**WHAT IS REQUIRED**
Select each line where the word "this" appears.
** start of DATASET RECORDS **
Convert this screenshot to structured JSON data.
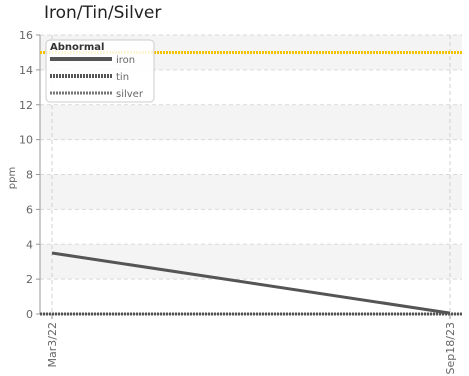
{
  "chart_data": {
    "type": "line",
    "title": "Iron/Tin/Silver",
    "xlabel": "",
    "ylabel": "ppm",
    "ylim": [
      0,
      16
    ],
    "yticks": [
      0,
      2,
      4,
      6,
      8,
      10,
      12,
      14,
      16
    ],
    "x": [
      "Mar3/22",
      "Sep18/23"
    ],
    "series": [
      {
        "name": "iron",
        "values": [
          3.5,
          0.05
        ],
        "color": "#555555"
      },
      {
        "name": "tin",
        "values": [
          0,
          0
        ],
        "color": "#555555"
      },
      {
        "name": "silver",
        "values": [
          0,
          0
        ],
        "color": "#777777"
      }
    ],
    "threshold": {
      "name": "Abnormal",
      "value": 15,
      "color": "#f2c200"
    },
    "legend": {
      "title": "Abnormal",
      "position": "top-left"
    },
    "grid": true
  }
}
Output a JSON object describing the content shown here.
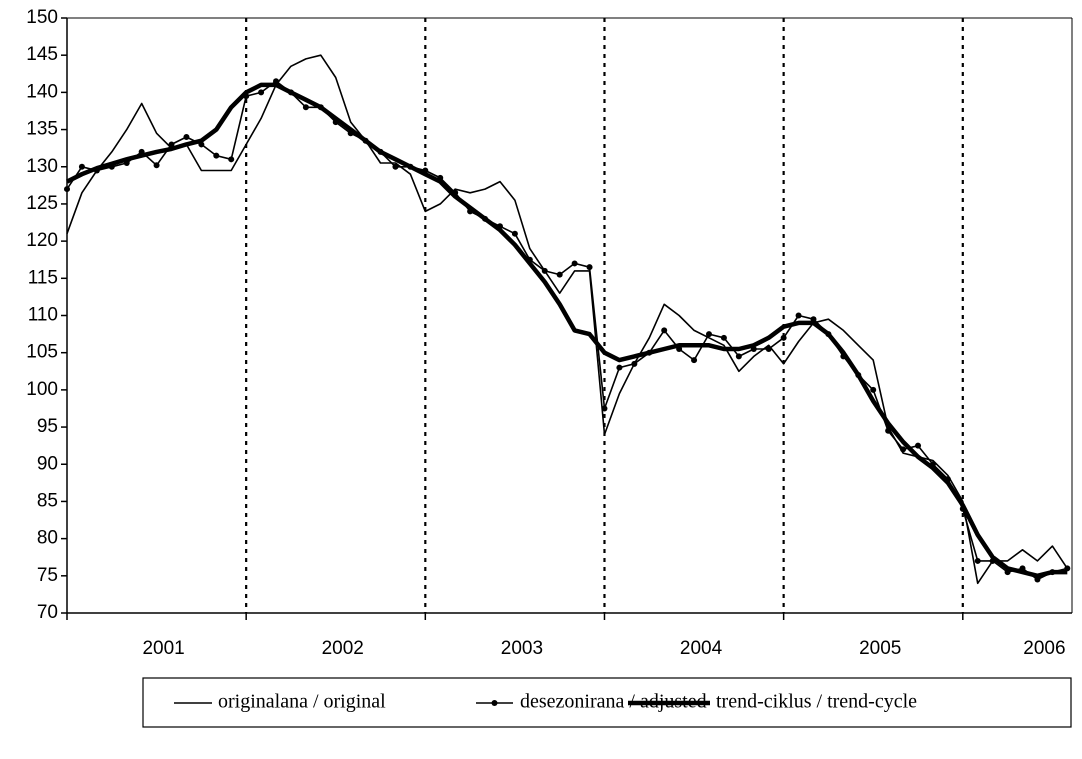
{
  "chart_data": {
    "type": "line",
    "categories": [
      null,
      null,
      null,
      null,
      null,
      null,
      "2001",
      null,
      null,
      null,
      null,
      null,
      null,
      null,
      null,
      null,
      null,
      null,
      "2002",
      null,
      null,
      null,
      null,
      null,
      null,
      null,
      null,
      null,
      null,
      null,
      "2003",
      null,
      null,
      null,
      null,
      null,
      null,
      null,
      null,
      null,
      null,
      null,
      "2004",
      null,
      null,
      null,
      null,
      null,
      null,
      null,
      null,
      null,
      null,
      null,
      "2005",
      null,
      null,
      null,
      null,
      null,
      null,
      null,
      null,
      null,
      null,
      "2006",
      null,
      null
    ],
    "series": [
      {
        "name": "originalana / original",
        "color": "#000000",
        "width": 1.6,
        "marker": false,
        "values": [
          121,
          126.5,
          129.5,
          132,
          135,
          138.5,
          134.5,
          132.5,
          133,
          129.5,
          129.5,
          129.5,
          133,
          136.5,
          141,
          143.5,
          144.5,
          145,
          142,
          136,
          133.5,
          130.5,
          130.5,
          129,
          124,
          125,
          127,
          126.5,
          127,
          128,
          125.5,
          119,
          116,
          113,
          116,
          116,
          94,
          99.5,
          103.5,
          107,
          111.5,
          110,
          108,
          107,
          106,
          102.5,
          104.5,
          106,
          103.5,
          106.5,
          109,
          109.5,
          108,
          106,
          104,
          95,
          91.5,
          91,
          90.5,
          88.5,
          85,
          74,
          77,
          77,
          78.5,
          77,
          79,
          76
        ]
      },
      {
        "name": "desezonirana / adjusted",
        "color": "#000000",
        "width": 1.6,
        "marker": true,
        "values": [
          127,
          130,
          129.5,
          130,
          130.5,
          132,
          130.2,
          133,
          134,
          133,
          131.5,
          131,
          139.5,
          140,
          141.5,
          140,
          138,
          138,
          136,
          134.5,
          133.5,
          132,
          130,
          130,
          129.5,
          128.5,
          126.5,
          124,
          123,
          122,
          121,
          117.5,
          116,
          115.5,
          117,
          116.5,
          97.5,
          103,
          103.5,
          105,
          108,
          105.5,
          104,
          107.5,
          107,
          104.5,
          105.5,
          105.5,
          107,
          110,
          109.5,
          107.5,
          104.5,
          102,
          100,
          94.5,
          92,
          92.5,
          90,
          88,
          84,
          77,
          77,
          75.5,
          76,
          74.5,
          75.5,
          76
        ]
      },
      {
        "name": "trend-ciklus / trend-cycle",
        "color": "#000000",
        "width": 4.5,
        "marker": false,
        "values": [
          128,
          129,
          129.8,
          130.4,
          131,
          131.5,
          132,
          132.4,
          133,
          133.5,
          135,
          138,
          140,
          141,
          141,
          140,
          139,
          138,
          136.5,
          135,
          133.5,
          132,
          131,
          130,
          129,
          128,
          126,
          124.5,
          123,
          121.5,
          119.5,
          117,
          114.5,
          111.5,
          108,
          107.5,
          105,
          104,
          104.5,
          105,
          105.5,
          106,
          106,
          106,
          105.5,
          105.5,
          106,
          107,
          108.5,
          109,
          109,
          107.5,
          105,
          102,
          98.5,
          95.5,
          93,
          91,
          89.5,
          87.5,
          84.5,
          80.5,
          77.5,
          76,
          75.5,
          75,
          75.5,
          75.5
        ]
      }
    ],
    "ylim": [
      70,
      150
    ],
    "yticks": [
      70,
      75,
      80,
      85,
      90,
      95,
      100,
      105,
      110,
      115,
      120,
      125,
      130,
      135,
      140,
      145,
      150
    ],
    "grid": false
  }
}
** end of DATASET RECORDS **
** start of DATASET RECORDS **
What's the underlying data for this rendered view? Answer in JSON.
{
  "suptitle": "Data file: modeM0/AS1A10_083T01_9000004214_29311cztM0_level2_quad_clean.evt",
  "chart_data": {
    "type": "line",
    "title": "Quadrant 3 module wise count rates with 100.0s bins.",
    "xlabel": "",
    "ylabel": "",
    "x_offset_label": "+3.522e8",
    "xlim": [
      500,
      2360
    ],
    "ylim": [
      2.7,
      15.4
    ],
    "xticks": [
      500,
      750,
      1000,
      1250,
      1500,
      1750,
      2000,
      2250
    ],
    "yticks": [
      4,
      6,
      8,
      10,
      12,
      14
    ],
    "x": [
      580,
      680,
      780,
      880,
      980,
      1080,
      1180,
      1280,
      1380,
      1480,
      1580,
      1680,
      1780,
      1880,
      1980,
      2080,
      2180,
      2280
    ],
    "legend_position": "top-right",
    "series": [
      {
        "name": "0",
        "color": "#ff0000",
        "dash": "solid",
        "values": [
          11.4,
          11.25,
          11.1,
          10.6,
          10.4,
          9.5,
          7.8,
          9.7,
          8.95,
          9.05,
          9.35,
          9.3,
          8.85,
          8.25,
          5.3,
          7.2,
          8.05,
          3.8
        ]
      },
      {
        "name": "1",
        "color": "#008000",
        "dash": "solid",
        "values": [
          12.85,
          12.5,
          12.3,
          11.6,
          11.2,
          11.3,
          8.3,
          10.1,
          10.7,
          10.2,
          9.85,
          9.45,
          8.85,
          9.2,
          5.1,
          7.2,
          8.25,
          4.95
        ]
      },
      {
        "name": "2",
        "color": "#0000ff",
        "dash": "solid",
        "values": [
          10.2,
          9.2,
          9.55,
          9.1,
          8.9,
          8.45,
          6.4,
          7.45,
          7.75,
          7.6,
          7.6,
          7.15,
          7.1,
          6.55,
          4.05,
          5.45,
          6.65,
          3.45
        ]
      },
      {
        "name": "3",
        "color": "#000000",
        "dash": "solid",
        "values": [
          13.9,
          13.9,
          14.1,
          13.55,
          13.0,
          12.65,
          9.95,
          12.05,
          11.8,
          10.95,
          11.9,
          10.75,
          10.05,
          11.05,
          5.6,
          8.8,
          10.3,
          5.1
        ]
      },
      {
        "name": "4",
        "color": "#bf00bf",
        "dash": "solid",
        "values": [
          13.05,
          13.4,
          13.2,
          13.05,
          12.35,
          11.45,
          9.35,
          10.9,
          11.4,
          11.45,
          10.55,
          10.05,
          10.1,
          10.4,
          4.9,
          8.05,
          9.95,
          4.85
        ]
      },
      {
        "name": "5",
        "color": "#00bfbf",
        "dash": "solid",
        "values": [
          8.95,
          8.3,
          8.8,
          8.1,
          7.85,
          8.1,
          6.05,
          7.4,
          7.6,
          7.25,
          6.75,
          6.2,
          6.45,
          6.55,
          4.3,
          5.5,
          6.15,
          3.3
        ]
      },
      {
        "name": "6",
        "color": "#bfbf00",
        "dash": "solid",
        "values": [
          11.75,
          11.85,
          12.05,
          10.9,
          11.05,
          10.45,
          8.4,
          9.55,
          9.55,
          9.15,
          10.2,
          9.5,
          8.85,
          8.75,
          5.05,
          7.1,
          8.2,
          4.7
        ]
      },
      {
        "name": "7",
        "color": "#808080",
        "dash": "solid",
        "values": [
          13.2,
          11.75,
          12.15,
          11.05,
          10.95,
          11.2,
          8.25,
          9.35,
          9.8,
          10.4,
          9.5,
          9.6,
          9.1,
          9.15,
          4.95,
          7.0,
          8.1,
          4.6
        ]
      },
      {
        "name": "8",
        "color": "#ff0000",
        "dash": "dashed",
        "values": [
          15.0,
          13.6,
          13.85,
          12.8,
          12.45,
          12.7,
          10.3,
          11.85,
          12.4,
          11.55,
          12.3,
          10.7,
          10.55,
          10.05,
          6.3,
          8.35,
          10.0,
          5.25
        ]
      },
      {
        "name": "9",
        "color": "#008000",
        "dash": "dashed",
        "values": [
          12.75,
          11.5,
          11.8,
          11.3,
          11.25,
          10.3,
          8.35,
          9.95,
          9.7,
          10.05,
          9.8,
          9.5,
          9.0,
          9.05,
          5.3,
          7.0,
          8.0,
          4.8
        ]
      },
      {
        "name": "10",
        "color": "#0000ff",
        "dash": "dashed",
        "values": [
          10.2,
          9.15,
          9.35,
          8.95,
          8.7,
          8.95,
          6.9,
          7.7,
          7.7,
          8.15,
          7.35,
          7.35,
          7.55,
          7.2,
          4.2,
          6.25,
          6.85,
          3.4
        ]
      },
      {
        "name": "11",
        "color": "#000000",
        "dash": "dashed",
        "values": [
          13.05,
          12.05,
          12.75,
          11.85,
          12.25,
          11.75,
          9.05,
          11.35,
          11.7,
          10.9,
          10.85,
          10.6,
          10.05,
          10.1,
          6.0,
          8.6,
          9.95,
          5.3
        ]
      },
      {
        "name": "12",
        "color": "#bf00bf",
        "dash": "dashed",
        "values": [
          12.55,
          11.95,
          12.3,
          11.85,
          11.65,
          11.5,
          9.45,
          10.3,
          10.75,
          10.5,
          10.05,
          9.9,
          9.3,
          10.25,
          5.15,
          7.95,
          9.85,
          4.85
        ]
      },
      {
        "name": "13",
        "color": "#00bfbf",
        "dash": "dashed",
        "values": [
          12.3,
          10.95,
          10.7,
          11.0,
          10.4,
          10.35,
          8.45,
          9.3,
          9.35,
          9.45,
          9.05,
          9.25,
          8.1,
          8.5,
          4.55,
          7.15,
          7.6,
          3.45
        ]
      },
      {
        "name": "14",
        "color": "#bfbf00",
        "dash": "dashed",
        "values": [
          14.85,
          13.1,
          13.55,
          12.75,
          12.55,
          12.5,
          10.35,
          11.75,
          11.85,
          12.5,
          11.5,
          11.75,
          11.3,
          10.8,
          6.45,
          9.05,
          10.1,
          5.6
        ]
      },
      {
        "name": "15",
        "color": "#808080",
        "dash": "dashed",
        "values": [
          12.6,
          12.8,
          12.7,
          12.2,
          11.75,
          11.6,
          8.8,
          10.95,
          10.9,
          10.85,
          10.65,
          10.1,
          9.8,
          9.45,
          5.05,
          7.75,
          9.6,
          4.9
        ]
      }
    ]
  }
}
** end of DATASET RECORDS **
**WRITTEN ANSWER**
Convert this screenshot to structured JSON data.
What's the underlying data for this rendered view? Answer in JSON.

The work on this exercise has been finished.